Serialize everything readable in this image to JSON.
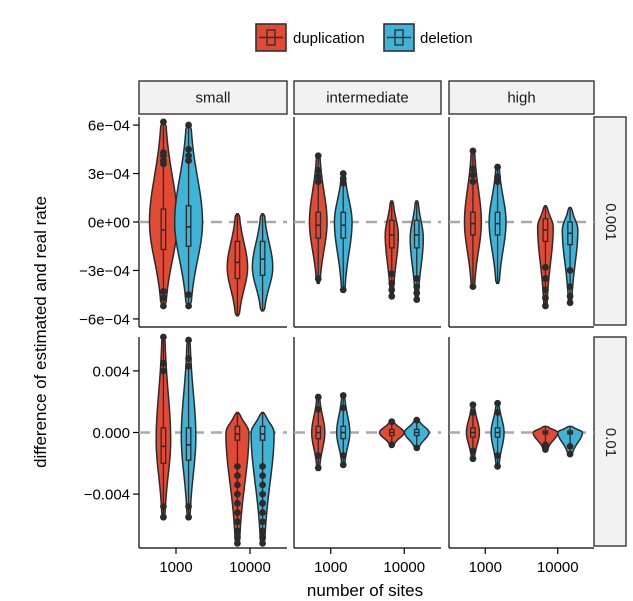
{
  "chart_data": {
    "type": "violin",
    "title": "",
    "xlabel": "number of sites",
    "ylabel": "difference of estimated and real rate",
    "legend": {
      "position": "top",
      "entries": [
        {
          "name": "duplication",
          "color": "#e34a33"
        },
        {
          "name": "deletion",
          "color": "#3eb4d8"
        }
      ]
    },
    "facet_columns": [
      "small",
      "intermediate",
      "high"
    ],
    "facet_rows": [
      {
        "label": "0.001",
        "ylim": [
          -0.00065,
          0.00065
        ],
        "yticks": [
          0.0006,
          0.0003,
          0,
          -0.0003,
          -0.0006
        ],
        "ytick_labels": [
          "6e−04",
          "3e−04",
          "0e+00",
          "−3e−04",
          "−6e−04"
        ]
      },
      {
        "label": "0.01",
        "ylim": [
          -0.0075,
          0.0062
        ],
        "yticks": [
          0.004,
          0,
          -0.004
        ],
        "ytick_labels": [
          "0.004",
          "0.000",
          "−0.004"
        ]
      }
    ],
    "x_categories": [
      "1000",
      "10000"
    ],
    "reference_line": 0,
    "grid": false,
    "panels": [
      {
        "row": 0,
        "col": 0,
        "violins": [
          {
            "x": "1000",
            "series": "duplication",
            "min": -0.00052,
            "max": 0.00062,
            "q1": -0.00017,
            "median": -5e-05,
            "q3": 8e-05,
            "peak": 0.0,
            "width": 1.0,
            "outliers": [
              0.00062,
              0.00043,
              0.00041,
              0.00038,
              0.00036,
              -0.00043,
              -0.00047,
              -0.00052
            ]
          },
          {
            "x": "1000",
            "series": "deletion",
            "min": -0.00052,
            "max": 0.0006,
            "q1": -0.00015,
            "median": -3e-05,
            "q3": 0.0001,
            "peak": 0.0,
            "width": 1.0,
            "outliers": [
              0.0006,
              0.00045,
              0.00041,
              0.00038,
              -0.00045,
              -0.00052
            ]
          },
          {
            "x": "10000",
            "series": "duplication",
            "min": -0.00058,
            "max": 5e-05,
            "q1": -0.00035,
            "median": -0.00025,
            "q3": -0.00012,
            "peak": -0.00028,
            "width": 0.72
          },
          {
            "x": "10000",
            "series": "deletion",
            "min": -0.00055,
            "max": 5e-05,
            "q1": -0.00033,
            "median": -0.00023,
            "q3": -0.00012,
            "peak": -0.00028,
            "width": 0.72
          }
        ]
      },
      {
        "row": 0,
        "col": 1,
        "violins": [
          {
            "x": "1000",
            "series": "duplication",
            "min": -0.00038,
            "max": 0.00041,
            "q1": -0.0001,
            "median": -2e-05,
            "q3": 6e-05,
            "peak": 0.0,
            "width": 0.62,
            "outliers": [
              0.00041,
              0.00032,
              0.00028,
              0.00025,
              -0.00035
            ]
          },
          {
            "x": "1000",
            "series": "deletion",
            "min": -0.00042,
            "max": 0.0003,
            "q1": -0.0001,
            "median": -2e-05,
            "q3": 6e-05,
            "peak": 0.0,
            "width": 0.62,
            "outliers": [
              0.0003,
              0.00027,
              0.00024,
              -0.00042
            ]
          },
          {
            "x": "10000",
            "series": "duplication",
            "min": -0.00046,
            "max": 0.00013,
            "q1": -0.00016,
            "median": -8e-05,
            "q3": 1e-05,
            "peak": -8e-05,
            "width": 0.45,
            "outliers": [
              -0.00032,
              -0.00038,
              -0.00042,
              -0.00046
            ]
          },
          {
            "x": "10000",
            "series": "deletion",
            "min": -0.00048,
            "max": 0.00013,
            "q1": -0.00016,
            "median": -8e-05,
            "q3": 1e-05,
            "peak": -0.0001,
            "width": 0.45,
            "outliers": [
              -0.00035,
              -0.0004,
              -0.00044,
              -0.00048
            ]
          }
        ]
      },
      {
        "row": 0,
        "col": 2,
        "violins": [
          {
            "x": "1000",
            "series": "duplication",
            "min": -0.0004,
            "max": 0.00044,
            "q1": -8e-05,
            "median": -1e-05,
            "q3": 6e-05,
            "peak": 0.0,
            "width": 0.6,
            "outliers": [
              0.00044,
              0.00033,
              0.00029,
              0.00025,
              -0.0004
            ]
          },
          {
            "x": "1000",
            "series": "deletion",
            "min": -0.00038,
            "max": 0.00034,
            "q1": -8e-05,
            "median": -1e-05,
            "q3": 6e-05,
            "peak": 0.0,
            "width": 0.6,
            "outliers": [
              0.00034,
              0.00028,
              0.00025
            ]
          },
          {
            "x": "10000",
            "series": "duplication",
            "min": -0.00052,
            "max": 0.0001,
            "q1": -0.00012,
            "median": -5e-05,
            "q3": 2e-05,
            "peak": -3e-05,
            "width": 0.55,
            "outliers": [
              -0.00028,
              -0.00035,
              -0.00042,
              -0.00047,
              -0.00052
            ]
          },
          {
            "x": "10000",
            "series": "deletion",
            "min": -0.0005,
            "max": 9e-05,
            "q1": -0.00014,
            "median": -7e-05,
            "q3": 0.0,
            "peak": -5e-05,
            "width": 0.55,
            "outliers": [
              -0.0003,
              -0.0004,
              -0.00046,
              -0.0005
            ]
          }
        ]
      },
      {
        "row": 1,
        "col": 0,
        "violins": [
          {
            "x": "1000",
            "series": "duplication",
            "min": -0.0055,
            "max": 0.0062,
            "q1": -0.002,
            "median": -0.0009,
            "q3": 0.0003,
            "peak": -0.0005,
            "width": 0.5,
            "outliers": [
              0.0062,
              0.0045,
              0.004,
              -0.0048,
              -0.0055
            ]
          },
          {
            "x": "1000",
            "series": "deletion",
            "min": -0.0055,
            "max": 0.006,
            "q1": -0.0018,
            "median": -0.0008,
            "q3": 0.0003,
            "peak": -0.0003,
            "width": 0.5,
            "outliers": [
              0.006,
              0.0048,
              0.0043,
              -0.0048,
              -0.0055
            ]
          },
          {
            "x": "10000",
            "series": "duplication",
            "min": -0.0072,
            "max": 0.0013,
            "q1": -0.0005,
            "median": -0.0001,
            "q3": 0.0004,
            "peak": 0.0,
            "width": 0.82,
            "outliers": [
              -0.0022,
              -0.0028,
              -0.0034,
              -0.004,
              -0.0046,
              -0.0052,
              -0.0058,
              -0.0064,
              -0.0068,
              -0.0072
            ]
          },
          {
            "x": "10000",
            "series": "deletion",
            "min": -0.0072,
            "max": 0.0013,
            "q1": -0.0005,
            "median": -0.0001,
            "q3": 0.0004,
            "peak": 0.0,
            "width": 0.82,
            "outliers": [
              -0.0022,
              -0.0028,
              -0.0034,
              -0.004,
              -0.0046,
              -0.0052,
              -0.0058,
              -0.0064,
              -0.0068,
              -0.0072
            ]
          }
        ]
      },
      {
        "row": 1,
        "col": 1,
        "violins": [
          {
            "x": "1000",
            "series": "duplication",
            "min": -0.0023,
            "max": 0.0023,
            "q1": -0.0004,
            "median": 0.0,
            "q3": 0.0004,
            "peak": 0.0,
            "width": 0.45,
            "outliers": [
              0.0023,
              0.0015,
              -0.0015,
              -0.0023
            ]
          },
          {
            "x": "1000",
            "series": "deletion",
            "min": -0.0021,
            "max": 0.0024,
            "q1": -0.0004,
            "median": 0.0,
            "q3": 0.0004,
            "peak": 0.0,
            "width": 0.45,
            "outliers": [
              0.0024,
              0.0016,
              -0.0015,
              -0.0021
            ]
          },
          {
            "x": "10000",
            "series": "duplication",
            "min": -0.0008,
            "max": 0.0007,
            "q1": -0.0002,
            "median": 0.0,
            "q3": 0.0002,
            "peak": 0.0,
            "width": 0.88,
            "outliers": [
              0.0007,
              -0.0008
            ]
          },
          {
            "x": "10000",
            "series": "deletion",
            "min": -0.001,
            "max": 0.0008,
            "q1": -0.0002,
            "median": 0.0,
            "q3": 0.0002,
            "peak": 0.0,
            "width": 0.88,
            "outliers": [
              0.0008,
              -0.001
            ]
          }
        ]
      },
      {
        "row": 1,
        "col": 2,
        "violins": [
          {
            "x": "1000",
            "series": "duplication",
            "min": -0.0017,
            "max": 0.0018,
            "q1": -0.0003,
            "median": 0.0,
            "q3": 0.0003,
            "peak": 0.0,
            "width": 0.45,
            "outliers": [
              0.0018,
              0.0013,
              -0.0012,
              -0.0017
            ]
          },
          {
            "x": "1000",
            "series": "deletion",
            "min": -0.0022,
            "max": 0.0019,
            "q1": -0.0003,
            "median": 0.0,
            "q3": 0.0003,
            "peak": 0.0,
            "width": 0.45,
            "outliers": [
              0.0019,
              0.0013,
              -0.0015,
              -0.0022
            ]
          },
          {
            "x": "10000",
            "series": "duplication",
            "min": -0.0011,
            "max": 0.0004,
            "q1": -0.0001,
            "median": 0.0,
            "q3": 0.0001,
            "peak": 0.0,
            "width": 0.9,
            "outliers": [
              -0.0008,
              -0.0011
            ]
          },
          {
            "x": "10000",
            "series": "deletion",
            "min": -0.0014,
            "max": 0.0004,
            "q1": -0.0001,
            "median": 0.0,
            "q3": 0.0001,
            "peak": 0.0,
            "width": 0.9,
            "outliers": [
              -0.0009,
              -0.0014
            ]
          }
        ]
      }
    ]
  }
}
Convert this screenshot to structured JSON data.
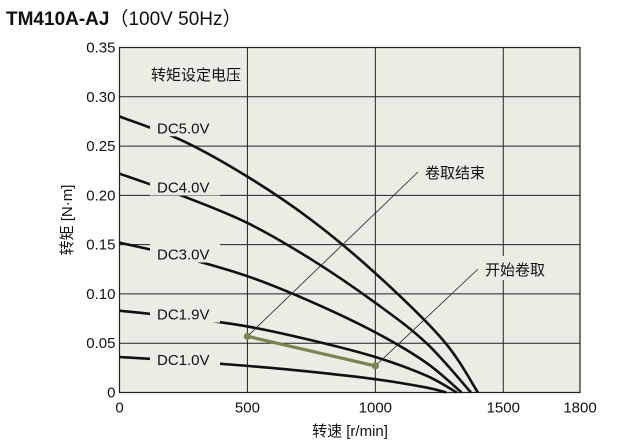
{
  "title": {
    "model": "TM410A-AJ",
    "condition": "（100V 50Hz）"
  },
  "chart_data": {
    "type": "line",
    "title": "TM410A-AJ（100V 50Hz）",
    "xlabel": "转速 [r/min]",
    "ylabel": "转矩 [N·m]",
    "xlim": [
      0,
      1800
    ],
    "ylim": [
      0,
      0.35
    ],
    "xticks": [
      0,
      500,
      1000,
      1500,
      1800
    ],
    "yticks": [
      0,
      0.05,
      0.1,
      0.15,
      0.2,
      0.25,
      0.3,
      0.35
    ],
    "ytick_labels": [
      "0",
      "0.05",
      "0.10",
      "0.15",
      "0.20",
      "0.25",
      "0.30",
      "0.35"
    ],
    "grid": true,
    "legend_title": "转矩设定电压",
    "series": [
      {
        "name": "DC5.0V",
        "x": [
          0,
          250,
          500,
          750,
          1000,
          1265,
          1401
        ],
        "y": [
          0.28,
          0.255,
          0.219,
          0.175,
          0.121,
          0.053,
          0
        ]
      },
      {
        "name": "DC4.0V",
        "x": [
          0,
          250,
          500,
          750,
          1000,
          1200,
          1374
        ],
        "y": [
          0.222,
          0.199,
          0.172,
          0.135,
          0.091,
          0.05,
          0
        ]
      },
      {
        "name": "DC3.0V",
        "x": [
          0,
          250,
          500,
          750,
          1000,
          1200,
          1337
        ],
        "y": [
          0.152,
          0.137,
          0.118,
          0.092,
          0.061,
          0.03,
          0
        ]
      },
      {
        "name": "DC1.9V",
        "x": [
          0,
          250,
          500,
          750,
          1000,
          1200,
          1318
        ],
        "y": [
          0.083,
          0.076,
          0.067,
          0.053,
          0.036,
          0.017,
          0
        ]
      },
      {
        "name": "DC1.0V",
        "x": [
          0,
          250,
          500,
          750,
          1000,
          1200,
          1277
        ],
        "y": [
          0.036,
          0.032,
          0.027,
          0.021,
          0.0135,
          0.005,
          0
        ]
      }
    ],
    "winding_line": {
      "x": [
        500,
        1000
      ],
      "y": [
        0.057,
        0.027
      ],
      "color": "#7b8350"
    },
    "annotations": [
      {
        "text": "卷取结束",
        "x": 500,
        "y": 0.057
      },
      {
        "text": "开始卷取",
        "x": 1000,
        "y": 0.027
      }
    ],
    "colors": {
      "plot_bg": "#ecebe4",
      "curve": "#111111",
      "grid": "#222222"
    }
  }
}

□ □ □

▶ _Aim_: In how many lines of the data does the string "this" appear? Give only the number.

▶ _Expected answer_: 2